▸ **Text excerpt**:
— Start —

Not meaning to get into a pissong contest here WRX/Z28. Not meaning to question your hearing (or lack thereof). Not doubting your experience in listening or testing. All I know is what I hear/don't hear. I like the house sound of Dynaudio and Magnepan. I don't like the house sound of Focal, Wilson or B&W. All are great speakers. It doesn't mean that someone who likes one of the brands that I don't like is wrong, or vice versa. It's a preference only, a highly personal one in that we are the ones doing the listening. What we hear, what we like to hear, what is most important to us, and what makes us happy are all different for individuals. Doesn't mean that one person is more right than any one else. When listening to a component (whether looking to upgrade or build a new system), I always ask myself the following questions: do I hear a difference, is it a positive difference, and is it worth thee extra money. Yes, i have done double blind experiments (same volume +- 0.5 db, if I remember correctly, and no the louder wasn't always better), and there were differences sometimes (not always), some were positive (sometimes just different, not better/worse, just different). It took me 2 1/2 years of listening/going to factories before finding the Shearwaters. It took me one listen to fall in love with my Magnepans. If you are happy with the sound you are getting in your house/car, wonderful. I am happy with sound I have in my house (all 3 systems), and the one in my car. So let's just enjoy the music each of us likes on a system that sounds good to us. JPS


----------



## fredridge (Jan 17, 2007)

I think we just figured out why everyone likes old school amps so much..... 15-20 years of burn in makes them sound so much better


----------



## TREETOP (Feb 11, 2009)

fredridge said:


> I think we just figured out why everyone likes old school amps so much..... 15-20 years of burn in makes them sound so much better


HAHAHA!! :laugh:


----------



## BTA (Nov 5, 2005)

So back on topic.

I sent mine back today.

The relay does not fix the problem. So, the other posts indicating that a resistor needs replacing would make sense. Maybe he got a bad batch or something.

Anyway, Stephen was fast to respond and I'm sure he'll take care of it quickly.

I'll be glad to get it back because the temporary amp I put back in just doesn't cut it anymore


----------



## t3sn4f2 (Jan 3, 2007)

And now the infamous noise floor question 

Does the amp have a audible noise floor when the gains are turned up too much?

Answering qualifications:

From an average efficiency tweeter mounted directly on axis on the sail panels at the nearest.

With muting plugs on the inputs.

With the car off.

With the windows closed on a quiet night.

And finally, with EQ's set to flat, what line input rms voltage is needed with a full scale 0dB 1Khz sine wave for the amp to put out rated voltage at the maximum inaudible noise floor gain setting that was found.


----------



## slade1274 (Mar 25, 2008)

Mine seems to have noticable noise floor when compared at the same settings as my other amps... same cables, same songs, same speakers, same install, just wiring one amp and then another. Gains all the way down.....

— End —

▸ **Supplied material**:

— Start —

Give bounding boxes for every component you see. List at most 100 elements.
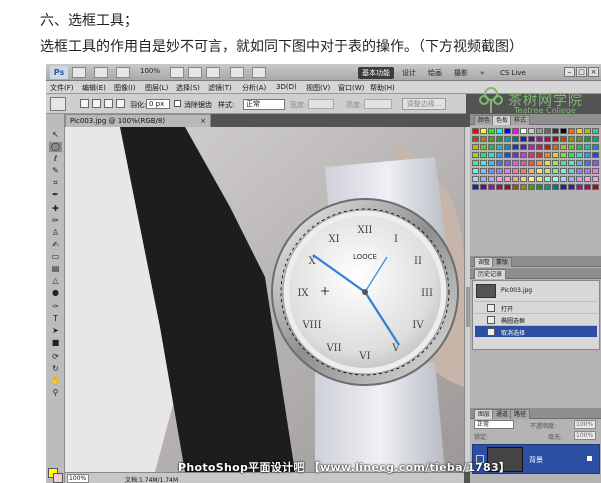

— End —

▸ **To do**:
[A] From the car audio forum thread above, quote everything from "Does the amp" down to "at the nearest.".
[B] In the car audio forum thread, how long did the first poster spend listening and going to factories before finding the Shearwaters?

▸ **Completed exercise**:
[A]
Does the amp have a audible noise floor when the gains are turned up too much?

Answering qualifications:

From an average efficiency tweeter mounted directly on axis on the sail panels at the nearest.

[B] Two and a half years.